Figure 11 operable windows allow natural ventilation[1]
Shown in the figure 12 is when 25 operable windows opened or closed from an email sent on June 7, 2012 regarding the open/close signals. On that day, we can see, eleven of the 25 operable windows opened immediately or shortly after the initial open signal was sent. Eight of the 25 closed immediately or shortly after the close signal was sent. Three opened before the open signal was sent, and five closed long after the close signal was sent. Nine operable windows did not have any change in status that day. In general, about half of the windows were operated as intended.
Figure 12 an Example of Operable Windows Status vs. Optimal Opening Period[2]
Figure 13 window glazing[1]
As for glazing, the building employs high performance glass, specially selected for different orientation of function use. Glazing with a higher solar heat gain coefficient (SHGC) of 0.62 and a visible light transmittance of 74% was employed[1]. The higher SHGC at the south allows for the envelope to maximize passive heat gain in the winter time. Visible light transmittance is maximized at this area to work in concert with the same sunscreen and provide adorable daylight from the southern source. At the west and east direction, a lower SHGC of 0.38 to keep sun glare and a visible light transmittance of 44% were used to minimize heat gain.
Mechanical strategy : occupant comfort based on HVAC system along with GHP and ERV
Staff here spend more than 90% time in the room, so indoor thermal environment is quite important for planers and designers and provide people a pleasant and satisfied working atmosphere. Although the envelope capture passive energy and reduce energy, necessary efficient mechanical system can employ a high performance heating and cooling effects. Unlike traditional mechanical HVAC system consumes large proportion electricity and gives off los of exhaust gas, the IUB/OCA building brings to a geothermal heat pump and total energy recovery ventilator, which considered to green strategies to energy saving.
Geothermal Heat pump
The IUB/OCA building is designed to maintain a 72F for heating temperature and 74F for cooling set point with an maximum relative humidity 50%[3]. As a result, the team employs a high efficiency heating and cooling system introduced as a geothermal field tied to dual-stage water to air heat pumps and water to water heat pumps. As we know, Heat pump systems move thermal energy very efficiently to and from the building via a reservoir or heat sink. The basic heat pump unit utilizes a vapor compression cycle with a reversing valve to provide warm air during the heating season and cool air during the summer[6].
==============================
What you will do.
[1] Reproduce, without alteration, the part of the excerpt on the IUB/OCA building that opens with the words containing "Mechanical strategy : occupant" and closes with "to energy saving.".
[2] Answer the following from the excerpt on the IUB/OCA building:
(a) How many of the 25 operable windows had no change in status on June 7, 2012?
(b) What solar heat gain coefficient was used for glazing at the west and east?
(c) What maximum relative humidity is the building designed to maintain?

Supplied information.
==============================
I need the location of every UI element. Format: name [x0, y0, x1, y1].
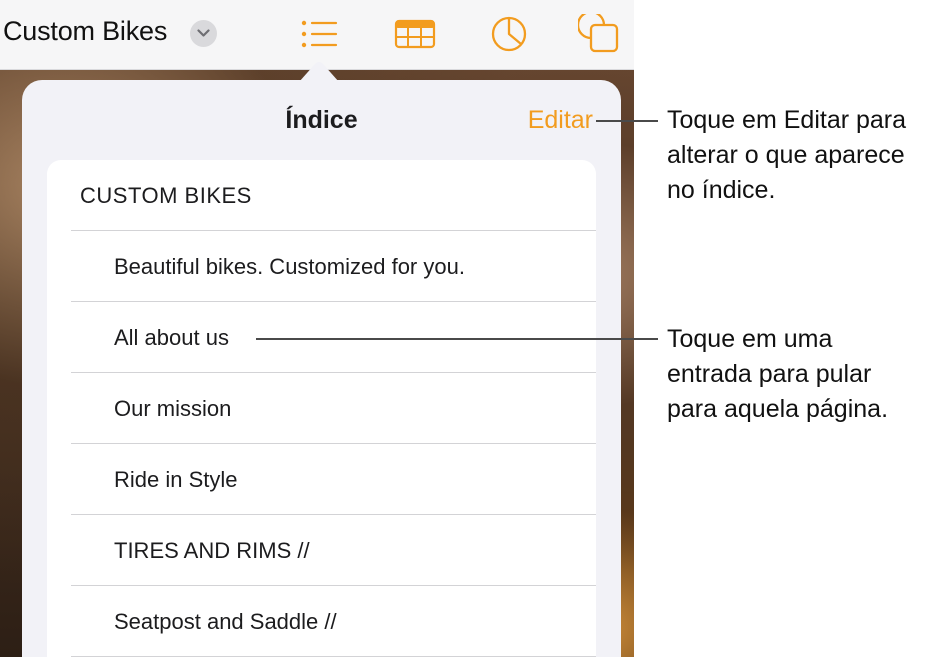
==============================
Outputs.
[1]
Mechanical strategy : occupant comfort based on HVAC system along with GHP and ERV
Staff here spend more than 90% time in the room, so indoor thermal environment is quite important for planers and designers and provide people a pleasant and satisfied working atmosphere. Although the envelope capture passive energy and reduce energy, necessary efficient mechanical system can employ a high performance heating and cooling effects. Unlike traditional mechanical HVAC system consumes large proportion electricity and gives off los of exhaust gas, the IUB/OCA building brings to a geothermal heat pump and total energy recovery ventilator, which considered to green strategies to energy saving.

[2]
(a) Nine
(b) 0.38
(c) 50%